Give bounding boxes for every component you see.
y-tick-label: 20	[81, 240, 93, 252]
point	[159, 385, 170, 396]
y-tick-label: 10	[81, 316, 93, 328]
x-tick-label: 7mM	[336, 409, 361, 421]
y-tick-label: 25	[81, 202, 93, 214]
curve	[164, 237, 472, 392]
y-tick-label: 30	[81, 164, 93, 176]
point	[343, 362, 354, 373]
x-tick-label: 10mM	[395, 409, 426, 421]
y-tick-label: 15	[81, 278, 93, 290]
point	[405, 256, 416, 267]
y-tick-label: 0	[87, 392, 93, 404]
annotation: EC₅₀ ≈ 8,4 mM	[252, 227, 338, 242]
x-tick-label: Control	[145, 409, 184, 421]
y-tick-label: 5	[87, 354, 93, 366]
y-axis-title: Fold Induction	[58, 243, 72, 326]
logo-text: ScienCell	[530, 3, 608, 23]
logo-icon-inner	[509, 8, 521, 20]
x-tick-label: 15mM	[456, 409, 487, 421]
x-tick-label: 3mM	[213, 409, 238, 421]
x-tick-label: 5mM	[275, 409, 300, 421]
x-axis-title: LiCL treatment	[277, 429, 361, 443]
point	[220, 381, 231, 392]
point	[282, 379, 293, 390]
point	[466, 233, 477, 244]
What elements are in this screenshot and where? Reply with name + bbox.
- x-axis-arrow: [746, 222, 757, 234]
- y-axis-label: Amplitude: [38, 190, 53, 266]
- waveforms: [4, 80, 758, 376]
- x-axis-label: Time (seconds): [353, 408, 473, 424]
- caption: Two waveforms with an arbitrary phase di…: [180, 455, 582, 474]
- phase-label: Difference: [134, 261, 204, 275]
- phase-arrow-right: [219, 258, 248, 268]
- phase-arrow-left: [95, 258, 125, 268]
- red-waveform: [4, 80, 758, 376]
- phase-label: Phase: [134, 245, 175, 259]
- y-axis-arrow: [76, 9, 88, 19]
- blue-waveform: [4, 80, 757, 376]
• • •
• _Exercise brief_
Copy every line of the items above, changing nothing.

• _Task result_
Give bounding boxes for every component you see.
y-tick-label: 20	[81, 240, 93, 252]
point	[159, 385, 170, 396]
y-tick-label: 10	[81, 316, 93, 328]
x-tick-label: 7mM	[336, 409, 361, 421]
y-tick-label: 25	[81, 202, 93, 214]
curve	[164, 237, 472, 392]
y-tick-label: 30	[81, 164, 93, 176]
point	[343, 362, 354, 373]
x-tick-label: 10mM	[395, 409, 426, 421]
y-tick-label: 15	[81, 278, 93, 290]
point	[405, 256, 416, 267]
y-tick-label: 0	[87, 392, 93, 404]
annotation: EC₅₀ ≈ 8,4 mM	[252, 227, 338, 242]
x-tick-label: Control	[145, 409, 184, 421]
y-tick-label: 5	[87, 354, 93, 366]
y-axis-title: Fold Induction	[58, 243, 72, 326]
logo-text: ScienCell	[530, 3, 608, 23]
logo-icon-inner	[509, 8, 521, 20]
x-tick-label: 15mM	[456, 409, 487, 421]
x-tick-label: 3mM	[213, 409, 238, 421]
x-tick-label: 5mM	[275, 409, 300, 421]
x-axis-title: LiCL treatment	[277, 429, 361, 443]
point	[220, 381, 231, 392]
point	[282, 379, 293, 390]
point	[466, 233, 477, 244]
What elements are in this screenshot and where? Reply with name + bbox.
- x-axis-arrow: [746, 222, 757, 234]
- y-axis-label: Amplitude: [38, 190, 53, 266]
- waveforms: [4, 80, 758, 376]
- x-axis-label: Time (seconds): [353, 408, 473, 424]
- caption: Two waveforms with an arbitrary phase di…: [180, 455, 582, 474]
- phase-label: Difference: [134, 261, 204, 275]
- phase-arrow-right: [219, 258, 248, 268]
- phase-arrow-left: [95, 258, 125, 268]
- red-waveform: [4, 80, 758, 376]
- phase-label: Phase: [134, 245, 175, 259]
- y-axis-arrow: [76, 9, 88, 19]
- blue-waveform: [4, 80, 757, 376]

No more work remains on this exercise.